_TEXTO_

•••

Pela segunda vez no espaço temporal de cinco anos a redução dos
preços do petróleo nos mercados financeiros internacionais 'sugeriu' aos
produtores membros da
Organização dos Países Exportadores de Petróleo (a
OPEP) a conclusão de que seria necessário baixar a quantidade
disponível de "ouro negro" nesses mesmos mercados mundiais para garantir
uma espécie de estabilização dos preços em questão.
Resultado: menos 1,2 milhões de barris de petróleo para o mundo, por assim dizer, consumir todos os dias.
Para além daqueles que também foram, entretanto, 'cortados' por países não-membros da OPEP (como a Rússia, por exemplo).

•••

_SECÇÃO DE DADOS_
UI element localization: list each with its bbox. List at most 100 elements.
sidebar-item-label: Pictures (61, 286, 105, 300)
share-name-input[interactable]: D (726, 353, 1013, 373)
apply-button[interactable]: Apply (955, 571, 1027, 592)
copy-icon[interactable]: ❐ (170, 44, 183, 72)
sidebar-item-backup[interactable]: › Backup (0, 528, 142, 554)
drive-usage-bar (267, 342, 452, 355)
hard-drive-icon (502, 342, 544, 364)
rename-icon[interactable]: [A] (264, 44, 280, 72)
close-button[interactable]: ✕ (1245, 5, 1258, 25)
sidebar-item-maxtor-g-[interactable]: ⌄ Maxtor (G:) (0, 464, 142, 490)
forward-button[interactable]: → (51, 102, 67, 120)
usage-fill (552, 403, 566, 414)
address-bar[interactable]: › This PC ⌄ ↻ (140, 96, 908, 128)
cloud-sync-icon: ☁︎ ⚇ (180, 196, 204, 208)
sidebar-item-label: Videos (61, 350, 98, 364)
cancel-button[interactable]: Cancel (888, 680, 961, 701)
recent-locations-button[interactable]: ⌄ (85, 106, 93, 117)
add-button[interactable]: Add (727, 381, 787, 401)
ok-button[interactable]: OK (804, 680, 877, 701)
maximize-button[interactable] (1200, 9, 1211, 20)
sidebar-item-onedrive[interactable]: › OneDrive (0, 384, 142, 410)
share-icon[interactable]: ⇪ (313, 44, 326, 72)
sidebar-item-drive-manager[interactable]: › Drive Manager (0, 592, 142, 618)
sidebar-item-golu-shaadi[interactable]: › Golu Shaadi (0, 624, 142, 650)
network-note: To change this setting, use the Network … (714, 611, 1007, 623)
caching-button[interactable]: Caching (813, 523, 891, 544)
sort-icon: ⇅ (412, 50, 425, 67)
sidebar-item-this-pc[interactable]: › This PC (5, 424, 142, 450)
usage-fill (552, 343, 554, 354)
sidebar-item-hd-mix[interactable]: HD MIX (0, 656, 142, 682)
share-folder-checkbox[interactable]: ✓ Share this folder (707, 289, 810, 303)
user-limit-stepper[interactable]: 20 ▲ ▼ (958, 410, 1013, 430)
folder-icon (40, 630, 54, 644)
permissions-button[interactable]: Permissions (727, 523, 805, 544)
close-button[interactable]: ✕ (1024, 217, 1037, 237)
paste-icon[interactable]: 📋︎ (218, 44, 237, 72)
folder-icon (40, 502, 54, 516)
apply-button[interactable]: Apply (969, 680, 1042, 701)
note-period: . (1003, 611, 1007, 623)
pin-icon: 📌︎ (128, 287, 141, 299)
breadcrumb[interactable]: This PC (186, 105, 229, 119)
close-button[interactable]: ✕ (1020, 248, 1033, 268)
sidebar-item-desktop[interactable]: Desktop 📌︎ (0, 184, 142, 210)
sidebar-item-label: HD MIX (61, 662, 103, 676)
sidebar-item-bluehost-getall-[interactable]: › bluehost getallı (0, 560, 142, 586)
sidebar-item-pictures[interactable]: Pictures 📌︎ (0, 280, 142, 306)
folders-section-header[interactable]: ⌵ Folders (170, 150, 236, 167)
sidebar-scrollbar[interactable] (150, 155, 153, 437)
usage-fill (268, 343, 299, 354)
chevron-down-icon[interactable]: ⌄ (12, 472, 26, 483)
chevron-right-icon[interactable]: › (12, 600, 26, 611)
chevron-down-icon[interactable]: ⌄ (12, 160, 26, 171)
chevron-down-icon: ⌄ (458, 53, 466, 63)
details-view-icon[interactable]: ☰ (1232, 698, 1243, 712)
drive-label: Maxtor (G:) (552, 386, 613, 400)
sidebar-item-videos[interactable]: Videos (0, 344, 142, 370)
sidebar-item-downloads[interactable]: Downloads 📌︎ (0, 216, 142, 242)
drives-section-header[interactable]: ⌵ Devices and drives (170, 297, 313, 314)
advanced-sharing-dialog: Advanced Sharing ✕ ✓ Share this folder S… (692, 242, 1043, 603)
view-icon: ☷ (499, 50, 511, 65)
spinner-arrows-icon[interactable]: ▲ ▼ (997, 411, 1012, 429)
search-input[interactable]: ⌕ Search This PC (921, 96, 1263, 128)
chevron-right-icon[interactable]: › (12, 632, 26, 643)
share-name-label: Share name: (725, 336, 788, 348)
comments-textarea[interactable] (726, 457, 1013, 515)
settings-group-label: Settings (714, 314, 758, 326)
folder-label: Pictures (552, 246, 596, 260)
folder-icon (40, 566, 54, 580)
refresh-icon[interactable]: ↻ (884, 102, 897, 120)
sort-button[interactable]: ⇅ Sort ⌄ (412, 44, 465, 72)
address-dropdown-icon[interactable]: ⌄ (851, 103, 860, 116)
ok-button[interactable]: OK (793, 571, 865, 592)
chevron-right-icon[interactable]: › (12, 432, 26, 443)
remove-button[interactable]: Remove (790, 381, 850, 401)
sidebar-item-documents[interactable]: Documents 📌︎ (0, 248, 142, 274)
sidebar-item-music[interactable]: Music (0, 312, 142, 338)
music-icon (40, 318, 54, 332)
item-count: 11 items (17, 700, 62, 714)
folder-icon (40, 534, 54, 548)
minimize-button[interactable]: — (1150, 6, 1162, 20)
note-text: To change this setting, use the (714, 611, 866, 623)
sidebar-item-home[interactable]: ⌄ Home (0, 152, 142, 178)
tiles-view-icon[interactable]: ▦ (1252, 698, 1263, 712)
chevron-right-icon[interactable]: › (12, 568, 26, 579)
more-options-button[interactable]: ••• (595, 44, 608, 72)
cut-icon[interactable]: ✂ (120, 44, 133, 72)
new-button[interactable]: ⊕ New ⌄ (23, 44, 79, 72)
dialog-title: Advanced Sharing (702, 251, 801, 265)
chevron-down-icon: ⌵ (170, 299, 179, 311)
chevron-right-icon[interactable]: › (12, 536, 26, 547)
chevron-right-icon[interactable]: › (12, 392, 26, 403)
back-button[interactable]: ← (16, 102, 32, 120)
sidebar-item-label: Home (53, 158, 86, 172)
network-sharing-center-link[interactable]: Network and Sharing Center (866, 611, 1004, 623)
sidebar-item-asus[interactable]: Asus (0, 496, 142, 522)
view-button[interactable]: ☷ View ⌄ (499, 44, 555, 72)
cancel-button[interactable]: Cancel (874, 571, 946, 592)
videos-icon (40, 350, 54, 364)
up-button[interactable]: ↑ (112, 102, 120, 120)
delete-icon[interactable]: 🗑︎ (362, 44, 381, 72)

•••

_TAREFAS_
**A)** Transcreva o trecho do texto sobre a OPEP entre "Pela segunda vez" e "todos os dias.", inclusive.
**B)** Segundo o texto sobre a OPEP, quantos barris de petróleo por dia o mundo passa a ter a menos para consumir?
**C)** Prossiga o texto sobre os cortes de produção da OPEP a partir da última frase apresentada.
Os dados provêm de uma fonte diferente da do texto.

_RESPOSTAS POR TAREFA_
**A)**
Pela segunda vez no espaço temporal de cinco anos a redução dos
preços do petróleo nos mercados financeiros internacionais 'sugeriu' aos
produtores membros da
Organização dos Países Exportadores de Petróleo (a
OPEP) a conclusão de que seria necessário baixar a quantidade
disponível de "ouro negro" nesses mesmos mercados mundiais para garantir
uma espécie de estabilização dos preços em questão.
Resultado: menos 1,2 milhões de barris de petróleo para o mundo, por assim dizer, consumir todos os dias.

**B)** Menos 1,2 milhões de barris por dia.

**C)**
De
qualquer modo, segundo dados disponibilizados pela agência
norte-americana de Administração de Informação de Energia, a China
tornou-se, em 2017, o maior importador mundial de petróleo com 8,4
milhões de barris diários 'ultrapassando' os Estados Unidos da América
que, nesse ano, consumiram, todos os dias, 7,9 milhões de barris de
petróleo.
Ou seja, apenas dois países importaram (ou melhor, consumiram), num ano, mais de 16 milhões de barris de petróleo diariamente.
Ora,
se se pensar que a capacidade de um barril é de cerca de cento e
cinquenta litros, 16 milhões de barris correspondem a 2400 milhões de
litros de petróleo gastos a cada dia por estes dois países.
Mas há mais países...
Tais
dados permitirão, assim, creio, ensaiar duas conclusões imediatas: a
primeira é a de que quaisquer mudanças de hábitos de consumo e, enfim,
de vida dos seres humanos, serão sempre extremamente difíceis de
introduzir e a segunda é a de que esta introdução será sempre muito
lenta.
Infelizmente.
***
Há
precisamente vinte anos – em 24 de Março de 1999 –, aviões
pertencentes à Organização do Tratado do Atlântico Norte
(a OTAN, em língua portuguesa, e a NATO, em língua inglesa)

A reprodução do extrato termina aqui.